▶ _PROMPT_: Give the data below again exactly as it stands. Omit the pictures.

════════════════

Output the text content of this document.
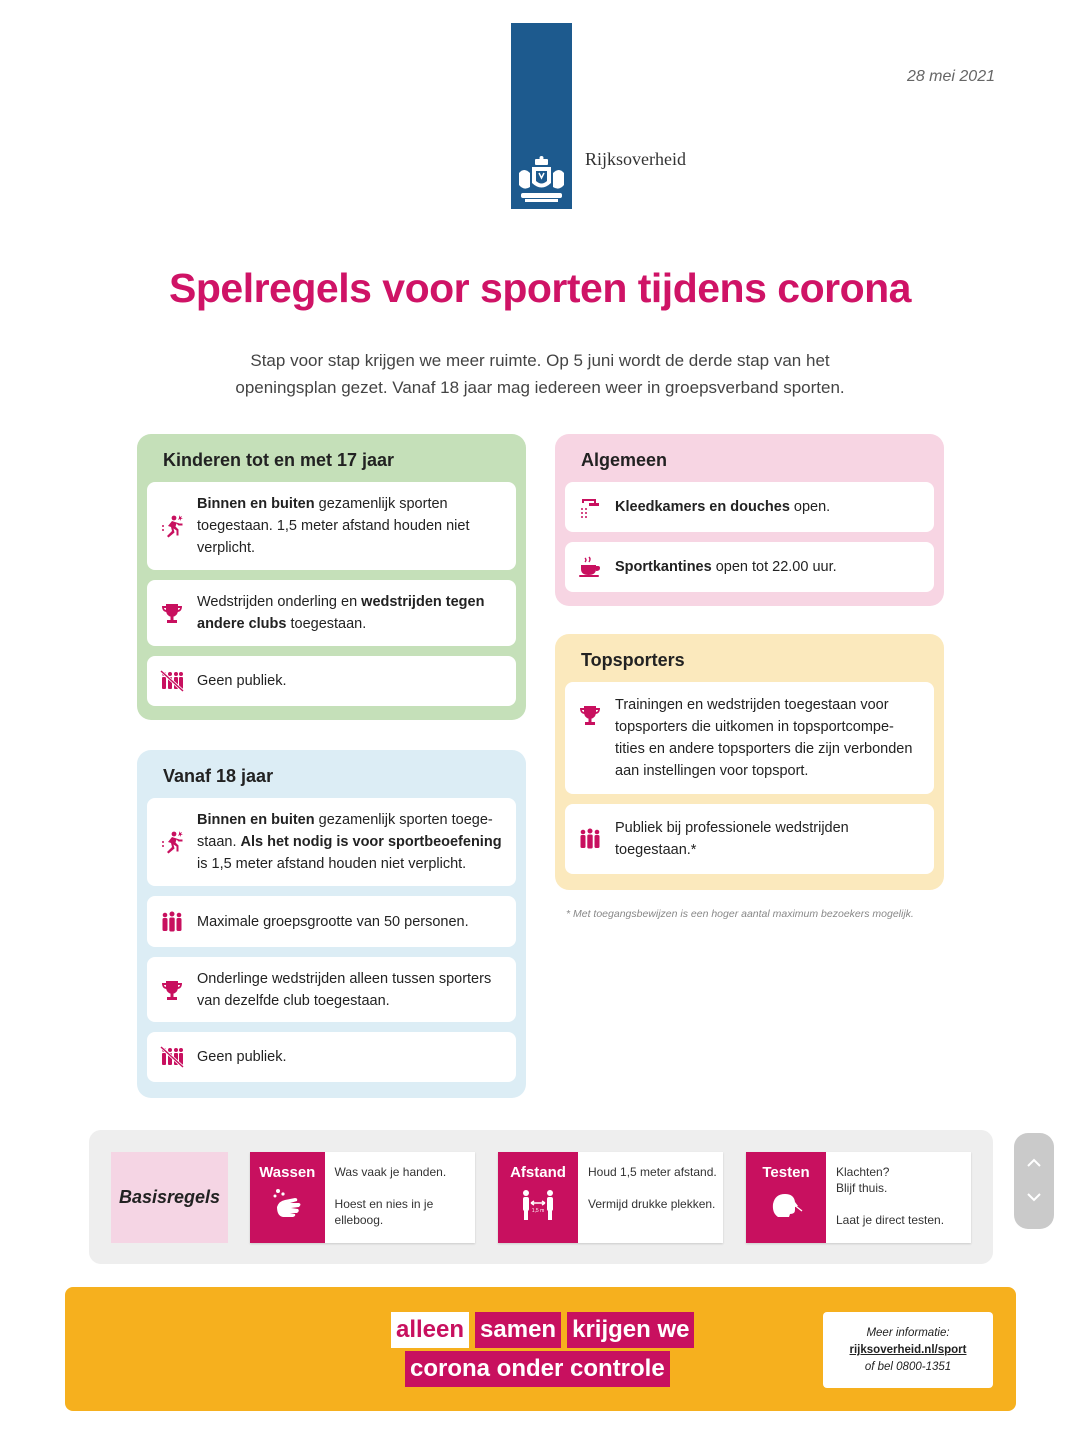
Rijksoverheid
28 mei 2021
Spelregels voor sporten tijdens corona
Stap voor stap krijgen we meer ruimte. Op 5 juni wordt de derde stap van het
openingsplan gezet. Vanaf 18 jaar mag iedereen weer in groepsverband sporten.
Kinderen tot en met 17 jaar
Binnen en buiten gezamenlijk sporten toegestaan. 1,5 meter afstand houden niet verplicht.
Wedstrijden onderling en wedstrijden tegen andere clubs toegestaan.
Geen publiek.
Vanaf 18 jaar
Binnen en buiten gezamenlijk sporten toege-staan. Als het nodig is voor sportbeoefening is 1,5 meter afstand houden niet verplicht.
Maximale groepsgrootte van 50 personen.
Onderlinge wedstrijden alleen tussen sporters van dezelfde club toegestaan.
Geen publiek.
Algemeen
Kleedkamers en douches open.
Sportkantines open tot 22.00 uur.
Topsporters
Trainingen en wedstrijden toegestaan voor topsporters die uitkomen in topsportcompe-tities en andere topsporters die zijn verbonden aan instellingen voor topsport.
Publiek bij professionele wedstrijden toegestaan.*
* Met toegangsbewijzen is een hoger aantal maximum bezoekers mogelijk.
Basisregels
Wassen Was vaak je handen.

Hoest en nies in je elleboog.

Afstand
1,5 m

Houd 1,5 meter afstand.

Vermijd drukke plekken.

Testen Klachten? Blijf thuis.

Laat je direct testen.

alleen samen krijgen we
corona onder controle
Meer informatie:
rijksoverheid.nl/sport
of bel 0800-1351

════════════════

▶ _THE COMPLETED TASK_:
Output the text content of this document.
Rijksoverheid
28 mei 2021
Spelregels voor sporten tijdens corona
Stap voor stap krijgen we meer ruimte. Op 5 juni wordt de derde stap van het
openingsplan gezet. Vanaf 18 jaar mag iedereen weer in groepsverband sporten.
Kinderen tot en met 17 jaar
Binnen en buiten gezamenlijk sporten toegestaan. 1,5 meter afstand houden niet verplicht.
Wedstrijden onderling en wedstrijden tegen andere clubs toegestaan.
Geen publiek.
Vanaf 18 jaar
Binnen en buiten gezamenlijk sporten toege-staan. Als het nodig is voor sportbeoefening is 1,5 meter afstand houden niet verplicht.
Maximale groepsgrootte van 50 personen.
Onderlinge wedstrijden alleen tussen sporters van dezelfde club toegestaan.
Geen publiek.
Algemeen
Kleedkamers en douches open.
Sportkantines open tot 22.00 uur.
Topsporters
Trainingen en wedstrijden toegestaan voor topsporters die uitkomen in topsportcompe-tities en andere topsporters die zijn verbonden aan instellingen voor topsport.
Publiek bij professionele wedstrijden toegestaan.*
* Met toegangsbewijzen is een hoger aantal maximum bezoekers mogelijk.
Basisregels
Wassen Was vaak je handen.

Hoest en nies in je elleboog.

Afstand
1,5 m

Houd 1,5 meter afstand.

Vermijd drukke plekken.

Testen Klachten? Blijf thuis.

Laat je direct testen.

alleen samen krijgen we
corona onder controle
Meer informatie:
rijksoverheid.nl/sport
of bel 0800-1351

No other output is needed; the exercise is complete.